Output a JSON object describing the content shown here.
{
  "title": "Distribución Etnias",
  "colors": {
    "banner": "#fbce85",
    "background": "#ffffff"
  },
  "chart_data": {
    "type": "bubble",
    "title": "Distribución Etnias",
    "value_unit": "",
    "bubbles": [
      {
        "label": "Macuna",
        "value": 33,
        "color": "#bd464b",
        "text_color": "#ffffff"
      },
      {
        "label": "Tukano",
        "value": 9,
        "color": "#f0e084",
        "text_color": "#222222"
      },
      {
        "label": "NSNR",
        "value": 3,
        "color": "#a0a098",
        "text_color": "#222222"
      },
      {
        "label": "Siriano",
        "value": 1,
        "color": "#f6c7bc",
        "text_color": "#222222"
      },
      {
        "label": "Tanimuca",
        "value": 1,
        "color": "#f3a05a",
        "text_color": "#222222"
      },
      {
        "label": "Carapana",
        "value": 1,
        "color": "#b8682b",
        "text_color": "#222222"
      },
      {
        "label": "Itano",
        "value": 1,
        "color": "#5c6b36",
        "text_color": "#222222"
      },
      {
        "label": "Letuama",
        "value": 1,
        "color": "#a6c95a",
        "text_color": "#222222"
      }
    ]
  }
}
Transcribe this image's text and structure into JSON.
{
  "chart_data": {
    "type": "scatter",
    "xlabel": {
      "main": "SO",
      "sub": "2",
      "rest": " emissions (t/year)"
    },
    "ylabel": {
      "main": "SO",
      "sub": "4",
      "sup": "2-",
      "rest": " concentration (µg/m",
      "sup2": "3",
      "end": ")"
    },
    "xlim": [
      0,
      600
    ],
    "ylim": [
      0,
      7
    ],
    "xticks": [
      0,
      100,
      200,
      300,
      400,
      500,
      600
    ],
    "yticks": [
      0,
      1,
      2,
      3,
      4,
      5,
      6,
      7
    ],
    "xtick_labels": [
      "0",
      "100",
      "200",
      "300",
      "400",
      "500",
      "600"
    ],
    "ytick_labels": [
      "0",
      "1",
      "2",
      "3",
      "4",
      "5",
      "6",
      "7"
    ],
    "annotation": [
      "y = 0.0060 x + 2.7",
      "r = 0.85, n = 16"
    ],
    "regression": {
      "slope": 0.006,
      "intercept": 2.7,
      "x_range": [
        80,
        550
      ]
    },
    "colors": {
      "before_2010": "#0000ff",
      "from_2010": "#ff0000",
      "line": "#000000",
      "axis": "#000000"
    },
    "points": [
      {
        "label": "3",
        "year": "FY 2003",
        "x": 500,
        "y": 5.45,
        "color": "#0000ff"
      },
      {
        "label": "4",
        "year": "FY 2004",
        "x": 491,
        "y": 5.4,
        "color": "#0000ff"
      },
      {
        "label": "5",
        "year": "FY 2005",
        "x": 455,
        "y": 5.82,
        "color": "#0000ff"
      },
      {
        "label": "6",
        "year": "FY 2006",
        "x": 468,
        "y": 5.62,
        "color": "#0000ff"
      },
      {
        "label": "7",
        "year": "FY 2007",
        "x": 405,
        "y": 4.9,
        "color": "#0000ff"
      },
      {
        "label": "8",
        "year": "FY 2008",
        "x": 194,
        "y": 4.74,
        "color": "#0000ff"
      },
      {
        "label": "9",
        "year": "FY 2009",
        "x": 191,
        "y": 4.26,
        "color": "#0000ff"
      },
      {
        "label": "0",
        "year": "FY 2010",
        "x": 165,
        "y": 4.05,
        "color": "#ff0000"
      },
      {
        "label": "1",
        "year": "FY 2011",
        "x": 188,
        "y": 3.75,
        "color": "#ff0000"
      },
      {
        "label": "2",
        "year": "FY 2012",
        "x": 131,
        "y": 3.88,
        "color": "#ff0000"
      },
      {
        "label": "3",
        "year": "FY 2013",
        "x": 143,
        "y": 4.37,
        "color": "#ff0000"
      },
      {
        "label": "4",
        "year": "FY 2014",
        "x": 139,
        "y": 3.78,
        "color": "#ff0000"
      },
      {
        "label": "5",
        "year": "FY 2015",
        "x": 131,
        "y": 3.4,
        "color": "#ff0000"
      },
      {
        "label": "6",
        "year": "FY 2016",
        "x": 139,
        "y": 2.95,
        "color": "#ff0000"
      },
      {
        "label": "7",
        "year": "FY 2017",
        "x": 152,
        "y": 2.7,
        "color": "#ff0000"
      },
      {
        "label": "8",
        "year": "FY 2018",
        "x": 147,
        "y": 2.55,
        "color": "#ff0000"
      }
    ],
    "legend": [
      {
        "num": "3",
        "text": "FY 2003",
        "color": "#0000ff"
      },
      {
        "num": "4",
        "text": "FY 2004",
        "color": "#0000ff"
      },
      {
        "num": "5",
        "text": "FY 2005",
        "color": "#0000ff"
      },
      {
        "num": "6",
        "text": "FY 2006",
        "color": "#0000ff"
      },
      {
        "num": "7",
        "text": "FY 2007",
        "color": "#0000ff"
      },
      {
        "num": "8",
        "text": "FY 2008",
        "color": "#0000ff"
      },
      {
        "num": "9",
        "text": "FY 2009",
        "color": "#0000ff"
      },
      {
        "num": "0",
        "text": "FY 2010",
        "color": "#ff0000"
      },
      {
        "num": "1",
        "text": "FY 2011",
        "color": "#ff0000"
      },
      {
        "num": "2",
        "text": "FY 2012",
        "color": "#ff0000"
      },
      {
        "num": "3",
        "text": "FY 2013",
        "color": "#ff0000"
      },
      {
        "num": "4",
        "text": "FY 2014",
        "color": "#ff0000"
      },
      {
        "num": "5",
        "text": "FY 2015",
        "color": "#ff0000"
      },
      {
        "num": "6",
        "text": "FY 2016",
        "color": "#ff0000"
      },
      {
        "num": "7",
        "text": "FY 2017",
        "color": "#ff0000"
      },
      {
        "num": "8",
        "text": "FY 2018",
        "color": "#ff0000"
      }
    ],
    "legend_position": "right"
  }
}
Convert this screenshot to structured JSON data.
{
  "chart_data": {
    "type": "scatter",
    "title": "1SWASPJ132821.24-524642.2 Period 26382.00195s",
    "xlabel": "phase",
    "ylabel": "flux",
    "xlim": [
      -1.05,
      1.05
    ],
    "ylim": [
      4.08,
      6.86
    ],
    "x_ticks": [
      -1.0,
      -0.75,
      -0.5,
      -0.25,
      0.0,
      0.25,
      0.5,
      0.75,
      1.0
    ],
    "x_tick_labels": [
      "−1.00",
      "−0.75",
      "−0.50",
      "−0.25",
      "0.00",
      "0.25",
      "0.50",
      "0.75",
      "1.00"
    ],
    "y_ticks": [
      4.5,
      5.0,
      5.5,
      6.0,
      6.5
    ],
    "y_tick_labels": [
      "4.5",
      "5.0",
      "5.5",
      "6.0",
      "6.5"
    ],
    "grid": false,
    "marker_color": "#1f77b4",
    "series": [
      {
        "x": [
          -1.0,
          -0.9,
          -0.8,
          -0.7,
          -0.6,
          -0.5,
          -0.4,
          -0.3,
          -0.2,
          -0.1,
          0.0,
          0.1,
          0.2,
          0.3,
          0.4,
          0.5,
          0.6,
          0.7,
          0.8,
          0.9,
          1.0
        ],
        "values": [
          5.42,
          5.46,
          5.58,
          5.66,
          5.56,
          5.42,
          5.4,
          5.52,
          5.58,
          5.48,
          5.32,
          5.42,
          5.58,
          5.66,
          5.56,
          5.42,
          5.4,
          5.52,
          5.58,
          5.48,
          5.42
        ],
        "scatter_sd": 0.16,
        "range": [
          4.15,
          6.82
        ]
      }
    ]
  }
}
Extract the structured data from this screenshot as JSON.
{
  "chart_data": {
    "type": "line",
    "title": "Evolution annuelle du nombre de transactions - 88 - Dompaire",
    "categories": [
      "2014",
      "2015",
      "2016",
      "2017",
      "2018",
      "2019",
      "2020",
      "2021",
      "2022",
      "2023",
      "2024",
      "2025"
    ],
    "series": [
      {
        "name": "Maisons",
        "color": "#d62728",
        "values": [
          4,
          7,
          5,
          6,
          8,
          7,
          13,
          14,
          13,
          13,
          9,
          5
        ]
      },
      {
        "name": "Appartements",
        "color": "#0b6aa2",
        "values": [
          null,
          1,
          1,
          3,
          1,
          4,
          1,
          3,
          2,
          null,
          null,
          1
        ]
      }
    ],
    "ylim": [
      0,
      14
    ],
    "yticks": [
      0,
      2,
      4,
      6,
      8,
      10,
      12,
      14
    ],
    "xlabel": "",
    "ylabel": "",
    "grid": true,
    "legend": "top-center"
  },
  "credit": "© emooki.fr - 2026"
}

Task: Select all lines in the listing above where the word "type" appears, and show them.

Response to this task:
    "type": "bubble",
    "type": "scatter",
    "type": "scatter",
    "type": "line",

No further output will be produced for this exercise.